● **Prompt**:
Write out verbatim every line of the listing below, from its first line through the line that contains "chart-title: Was sagt", including both of those lines.

** Begin Given records **

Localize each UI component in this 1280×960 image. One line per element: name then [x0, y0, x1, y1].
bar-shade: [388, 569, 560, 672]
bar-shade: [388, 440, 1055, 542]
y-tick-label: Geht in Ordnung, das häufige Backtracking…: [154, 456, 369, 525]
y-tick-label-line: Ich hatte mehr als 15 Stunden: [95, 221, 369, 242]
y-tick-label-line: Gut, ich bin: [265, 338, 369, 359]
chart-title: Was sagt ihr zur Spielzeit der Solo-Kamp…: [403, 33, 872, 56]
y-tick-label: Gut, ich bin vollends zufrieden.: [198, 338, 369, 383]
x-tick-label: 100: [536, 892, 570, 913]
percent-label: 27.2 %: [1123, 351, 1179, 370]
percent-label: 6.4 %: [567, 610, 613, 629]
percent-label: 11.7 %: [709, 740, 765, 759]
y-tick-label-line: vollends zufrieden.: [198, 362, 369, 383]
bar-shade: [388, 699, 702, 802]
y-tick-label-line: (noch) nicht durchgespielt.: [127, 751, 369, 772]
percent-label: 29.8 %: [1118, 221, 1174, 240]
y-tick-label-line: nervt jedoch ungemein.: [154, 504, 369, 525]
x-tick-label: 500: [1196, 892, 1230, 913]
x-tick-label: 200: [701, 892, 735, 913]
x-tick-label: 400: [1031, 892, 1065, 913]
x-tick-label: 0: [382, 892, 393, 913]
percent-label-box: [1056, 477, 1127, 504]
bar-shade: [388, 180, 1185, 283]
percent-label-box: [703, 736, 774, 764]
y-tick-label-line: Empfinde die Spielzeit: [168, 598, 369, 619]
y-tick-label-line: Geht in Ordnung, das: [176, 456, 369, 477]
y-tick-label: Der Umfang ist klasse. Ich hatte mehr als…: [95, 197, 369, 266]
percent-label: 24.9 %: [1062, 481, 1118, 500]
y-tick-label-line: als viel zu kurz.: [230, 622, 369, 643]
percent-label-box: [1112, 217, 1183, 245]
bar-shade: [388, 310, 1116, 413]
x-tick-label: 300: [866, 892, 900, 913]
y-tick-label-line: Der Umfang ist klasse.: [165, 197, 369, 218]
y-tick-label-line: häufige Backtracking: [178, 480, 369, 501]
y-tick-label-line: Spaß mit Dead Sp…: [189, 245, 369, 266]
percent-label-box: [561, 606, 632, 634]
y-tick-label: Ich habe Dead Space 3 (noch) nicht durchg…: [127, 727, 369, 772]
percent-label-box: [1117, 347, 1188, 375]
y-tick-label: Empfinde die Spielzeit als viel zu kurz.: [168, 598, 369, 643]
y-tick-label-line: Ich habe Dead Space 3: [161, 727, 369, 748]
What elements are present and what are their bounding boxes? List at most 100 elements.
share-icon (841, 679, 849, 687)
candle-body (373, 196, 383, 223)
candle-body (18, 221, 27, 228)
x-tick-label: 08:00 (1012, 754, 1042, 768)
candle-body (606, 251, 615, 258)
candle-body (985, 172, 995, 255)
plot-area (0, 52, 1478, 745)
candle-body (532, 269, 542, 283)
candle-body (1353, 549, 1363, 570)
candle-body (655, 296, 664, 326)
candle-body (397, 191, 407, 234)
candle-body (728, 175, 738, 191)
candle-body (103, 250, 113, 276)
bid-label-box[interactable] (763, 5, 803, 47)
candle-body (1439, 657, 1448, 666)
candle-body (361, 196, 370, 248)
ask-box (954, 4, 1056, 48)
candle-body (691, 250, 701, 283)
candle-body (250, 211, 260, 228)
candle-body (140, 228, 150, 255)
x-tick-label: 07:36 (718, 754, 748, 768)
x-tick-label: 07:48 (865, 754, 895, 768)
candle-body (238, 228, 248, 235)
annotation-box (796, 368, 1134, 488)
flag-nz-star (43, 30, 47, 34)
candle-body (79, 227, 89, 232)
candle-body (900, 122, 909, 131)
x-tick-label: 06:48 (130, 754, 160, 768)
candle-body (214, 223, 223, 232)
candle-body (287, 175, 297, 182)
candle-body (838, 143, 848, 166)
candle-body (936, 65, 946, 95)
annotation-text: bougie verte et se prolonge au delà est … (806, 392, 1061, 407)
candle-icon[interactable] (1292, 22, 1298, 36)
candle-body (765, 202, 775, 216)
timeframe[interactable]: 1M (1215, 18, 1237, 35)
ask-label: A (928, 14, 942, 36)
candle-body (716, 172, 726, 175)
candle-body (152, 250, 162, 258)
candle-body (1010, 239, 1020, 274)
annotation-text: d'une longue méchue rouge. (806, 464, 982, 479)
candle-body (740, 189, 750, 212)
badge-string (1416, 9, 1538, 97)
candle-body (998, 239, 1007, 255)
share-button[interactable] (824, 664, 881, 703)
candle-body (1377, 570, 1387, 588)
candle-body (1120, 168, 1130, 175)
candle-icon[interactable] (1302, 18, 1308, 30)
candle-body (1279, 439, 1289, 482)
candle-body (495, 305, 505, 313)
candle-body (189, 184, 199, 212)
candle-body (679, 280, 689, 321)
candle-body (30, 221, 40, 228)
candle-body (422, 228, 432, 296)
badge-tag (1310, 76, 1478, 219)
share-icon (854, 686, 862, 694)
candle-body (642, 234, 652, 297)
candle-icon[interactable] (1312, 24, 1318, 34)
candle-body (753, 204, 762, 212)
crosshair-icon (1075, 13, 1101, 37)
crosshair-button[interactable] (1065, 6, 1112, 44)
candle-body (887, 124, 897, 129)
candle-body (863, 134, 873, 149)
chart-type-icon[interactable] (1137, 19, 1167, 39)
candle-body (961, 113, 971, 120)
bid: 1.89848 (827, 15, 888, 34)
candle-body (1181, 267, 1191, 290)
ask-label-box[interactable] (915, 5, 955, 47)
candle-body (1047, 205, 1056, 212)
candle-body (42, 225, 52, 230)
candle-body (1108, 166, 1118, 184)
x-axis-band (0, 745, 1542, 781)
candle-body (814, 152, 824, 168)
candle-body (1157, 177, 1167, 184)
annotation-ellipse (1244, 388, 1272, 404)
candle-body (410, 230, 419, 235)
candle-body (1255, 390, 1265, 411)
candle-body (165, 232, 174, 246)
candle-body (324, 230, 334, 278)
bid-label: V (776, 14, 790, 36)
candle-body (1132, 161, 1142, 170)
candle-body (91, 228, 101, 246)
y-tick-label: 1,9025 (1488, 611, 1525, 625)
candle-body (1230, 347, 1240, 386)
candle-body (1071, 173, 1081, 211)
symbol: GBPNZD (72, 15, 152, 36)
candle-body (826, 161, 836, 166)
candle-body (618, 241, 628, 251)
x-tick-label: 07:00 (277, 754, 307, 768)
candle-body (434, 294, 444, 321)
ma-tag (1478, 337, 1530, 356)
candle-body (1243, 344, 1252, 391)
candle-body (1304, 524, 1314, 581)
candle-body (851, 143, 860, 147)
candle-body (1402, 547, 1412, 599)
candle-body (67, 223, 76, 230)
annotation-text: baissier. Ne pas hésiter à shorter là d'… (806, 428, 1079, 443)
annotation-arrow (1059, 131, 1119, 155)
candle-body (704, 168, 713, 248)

** End Given records **

● **Complete output**:
Localize each UI component in this 1280×960 image. One line per element: name then [x0, y0, x1, y1].
bar-shade: [388, 569, 560, 672]
bar-shade: [388, 440, 1055, 542]
y-tick-label: Geht in Ordnung, das häufige Backtracking…: [154, 456, 369, 525]
y-tick-label-line: Ich hatte mehr als 15 Stunden: [95, 221, 369, 242]
y-tick-label-line: Gut, ich bin: [265, 338, 369, 359]
chart-title: Was sagt ihr zur Spielzeit der Solo-Kamp…: [403, 33, 872, 56]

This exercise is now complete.